== Set exercise ==
Count the lines in the data below where the string "xlabel" occurs, please, and give the number alone.
####################
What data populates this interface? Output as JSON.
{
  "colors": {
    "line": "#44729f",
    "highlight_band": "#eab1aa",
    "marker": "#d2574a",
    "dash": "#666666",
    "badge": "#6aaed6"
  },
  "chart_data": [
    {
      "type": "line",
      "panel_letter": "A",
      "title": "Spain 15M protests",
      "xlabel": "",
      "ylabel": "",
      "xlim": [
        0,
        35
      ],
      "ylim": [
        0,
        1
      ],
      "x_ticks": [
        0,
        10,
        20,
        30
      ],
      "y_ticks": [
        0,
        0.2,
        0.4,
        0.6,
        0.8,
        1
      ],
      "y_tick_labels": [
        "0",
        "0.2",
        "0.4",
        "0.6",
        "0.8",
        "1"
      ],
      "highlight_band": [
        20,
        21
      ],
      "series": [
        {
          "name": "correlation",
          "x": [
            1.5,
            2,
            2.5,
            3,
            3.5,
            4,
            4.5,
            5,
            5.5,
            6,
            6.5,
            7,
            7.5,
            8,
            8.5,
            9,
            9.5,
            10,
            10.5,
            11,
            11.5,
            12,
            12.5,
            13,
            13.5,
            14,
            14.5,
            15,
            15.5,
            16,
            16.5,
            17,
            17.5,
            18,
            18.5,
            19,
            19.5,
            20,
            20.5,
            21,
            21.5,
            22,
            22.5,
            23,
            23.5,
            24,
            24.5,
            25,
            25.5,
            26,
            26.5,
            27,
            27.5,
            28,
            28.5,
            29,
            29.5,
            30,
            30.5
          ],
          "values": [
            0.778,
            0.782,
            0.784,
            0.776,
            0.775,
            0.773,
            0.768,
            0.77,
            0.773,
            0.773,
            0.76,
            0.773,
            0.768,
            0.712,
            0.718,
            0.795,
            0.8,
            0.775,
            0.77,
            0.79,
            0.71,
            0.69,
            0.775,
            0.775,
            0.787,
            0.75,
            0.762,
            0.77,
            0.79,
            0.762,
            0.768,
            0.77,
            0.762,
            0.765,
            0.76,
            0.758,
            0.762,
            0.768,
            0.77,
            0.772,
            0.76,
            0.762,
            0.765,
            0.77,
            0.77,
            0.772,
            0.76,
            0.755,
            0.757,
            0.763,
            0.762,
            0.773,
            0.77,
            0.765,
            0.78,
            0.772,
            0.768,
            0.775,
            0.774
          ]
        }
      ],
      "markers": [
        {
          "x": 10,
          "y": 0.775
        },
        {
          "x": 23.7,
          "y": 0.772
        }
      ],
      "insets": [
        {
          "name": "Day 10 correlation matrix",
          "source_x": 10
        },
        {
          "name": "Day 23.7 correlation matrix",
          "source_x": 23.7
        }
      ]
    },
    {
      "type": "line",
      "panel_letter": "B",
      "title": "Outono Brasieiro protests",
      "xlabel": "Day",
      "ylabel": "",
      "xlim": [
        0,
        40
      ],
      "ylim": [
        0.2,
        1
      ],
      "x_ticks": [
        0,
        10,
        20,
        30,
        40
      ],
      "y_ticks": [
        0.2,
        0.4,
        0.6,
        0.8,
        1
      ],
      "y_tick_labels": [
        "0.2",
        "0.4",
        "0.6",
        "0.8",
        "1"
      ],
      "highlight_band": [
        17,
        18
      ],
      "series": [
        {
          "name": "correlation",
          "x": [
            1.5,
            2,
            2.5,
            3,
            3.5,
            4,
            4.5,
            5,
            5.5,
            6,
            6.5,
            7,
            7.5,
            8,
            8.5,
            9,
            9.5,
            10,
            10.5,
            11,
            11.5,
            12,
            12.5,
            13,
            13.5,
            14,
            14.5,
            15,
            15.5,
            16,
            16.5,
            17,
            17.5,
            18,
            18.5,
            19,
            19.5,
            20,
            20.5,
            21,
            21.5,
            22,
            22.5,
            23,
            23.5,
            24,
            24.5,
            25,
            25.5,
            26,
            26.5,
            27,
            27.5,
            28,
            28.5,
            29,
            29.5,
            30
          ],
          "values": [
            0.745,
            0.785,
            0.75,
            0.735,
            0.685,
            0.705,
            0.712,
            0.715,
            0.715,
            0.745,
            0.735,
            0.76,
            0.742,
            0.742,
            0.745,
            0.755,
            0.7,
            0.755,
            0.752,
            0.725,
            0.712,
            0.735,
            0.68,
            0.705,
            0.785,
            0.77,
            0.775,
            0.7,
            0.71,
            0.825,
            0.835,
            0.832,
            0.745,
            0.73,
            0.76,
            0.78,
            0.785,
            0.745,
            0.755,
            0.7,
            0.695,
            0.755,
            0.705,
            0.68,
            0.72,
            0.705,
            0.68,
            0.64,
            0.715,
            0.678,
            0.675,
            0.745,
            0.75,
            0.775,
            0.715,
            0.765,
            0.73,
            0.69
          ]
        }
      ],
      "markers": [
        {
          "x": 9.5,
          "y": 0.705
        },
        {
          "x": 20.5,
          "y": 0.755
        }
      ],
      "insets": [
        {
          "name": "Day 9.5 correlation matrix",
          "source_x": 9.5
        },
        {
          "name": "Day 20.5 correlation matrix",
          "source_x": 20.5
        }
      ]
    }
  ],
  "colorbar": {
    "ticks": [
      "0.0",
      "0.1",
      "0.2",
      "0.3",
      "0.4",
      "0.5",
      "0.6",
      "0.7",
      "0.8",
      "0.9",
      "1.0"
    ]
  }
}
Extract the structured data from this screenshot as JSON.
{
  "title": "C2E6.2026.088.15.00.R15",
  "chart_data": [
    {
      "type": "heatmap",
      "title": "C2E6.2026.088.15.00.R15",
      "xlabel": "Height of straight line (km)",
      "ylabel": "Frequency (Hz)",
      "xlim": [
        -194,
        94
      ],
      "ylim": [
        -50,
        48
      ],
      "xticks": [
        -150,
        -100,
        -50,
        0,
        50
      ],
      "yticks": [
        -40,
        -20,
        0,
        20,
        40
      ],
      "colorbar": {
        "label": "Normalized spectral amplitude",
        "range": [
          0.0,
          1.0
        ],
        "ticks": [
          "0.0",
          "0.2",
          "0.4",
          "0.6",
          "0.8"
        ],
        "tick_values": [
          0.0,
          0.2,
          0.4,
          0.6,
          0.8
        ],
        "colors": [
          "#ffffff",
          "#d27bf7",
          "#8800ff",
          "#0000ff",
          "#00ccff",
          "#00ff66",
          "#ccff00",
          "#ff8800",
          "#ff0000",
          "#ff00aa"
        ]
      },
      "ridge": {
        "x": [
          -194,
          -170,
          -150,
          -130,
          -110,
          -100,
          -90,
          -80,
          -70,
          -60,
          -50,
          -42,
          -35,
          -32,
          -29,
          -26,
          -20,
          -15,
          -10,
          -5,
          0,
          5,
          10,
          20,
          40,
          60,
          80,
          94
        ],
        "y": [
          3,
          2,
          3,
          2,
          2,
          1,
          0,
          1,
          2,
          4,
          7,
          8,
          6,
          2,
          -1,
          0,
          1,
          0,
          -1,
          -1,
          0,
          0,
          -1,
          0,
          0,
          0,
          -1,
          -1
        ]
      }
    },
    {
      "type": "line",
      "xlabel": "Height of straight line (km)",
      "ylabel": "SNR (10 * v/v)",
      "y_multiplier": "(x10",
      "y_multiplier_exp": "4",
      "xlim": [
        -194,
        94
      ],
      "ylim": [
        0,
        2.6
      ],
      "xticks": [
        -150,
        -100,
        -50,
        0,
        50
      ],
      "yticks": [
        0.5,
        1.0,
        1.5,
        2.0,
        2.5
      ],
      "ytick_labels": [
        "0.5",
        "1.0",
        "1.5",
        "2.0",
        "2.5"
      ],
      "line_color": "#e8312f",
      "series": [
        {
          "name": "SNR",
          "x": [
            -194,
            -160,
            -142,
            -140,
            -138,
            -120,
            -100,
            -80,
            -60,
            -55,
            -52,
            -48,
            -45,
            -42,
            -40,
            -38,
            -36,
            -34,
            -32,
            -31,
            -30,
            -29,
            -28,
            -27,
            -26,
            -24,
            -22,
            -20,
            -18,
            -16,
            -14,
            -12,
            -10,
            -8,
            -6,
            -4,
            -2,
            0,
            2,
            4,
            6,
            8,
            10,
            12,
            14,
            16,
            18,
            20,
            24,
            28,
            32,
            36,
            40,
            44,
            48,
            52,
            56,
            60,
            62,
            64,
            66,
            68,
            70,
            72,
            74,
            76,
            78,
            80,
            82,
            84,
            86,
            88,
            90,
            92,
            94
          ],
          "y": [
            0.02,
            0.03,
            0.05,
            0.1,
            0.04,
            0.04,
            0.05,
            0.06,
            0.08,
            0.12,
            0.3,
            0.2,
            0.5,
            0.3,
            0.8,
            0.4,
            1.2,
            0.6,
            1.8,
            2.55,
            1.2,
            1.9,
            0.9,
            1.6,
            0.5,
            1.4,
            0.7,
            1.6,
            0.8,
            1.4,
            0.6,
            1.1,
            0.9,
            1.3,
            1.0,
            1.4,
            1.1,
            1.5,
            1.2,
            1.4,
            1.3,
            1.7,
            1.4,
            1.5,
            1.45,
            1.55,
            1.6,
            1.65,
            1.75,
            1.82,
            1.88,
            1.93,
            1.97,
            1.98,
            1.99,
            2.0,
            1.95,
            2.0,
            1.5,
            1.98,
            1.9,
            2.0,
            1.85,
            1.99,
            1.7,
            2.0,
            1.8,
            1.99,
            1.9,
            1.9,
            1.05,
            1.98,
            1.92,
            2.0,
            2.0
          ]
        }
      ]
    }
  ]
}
####################
== Complete answer ==
4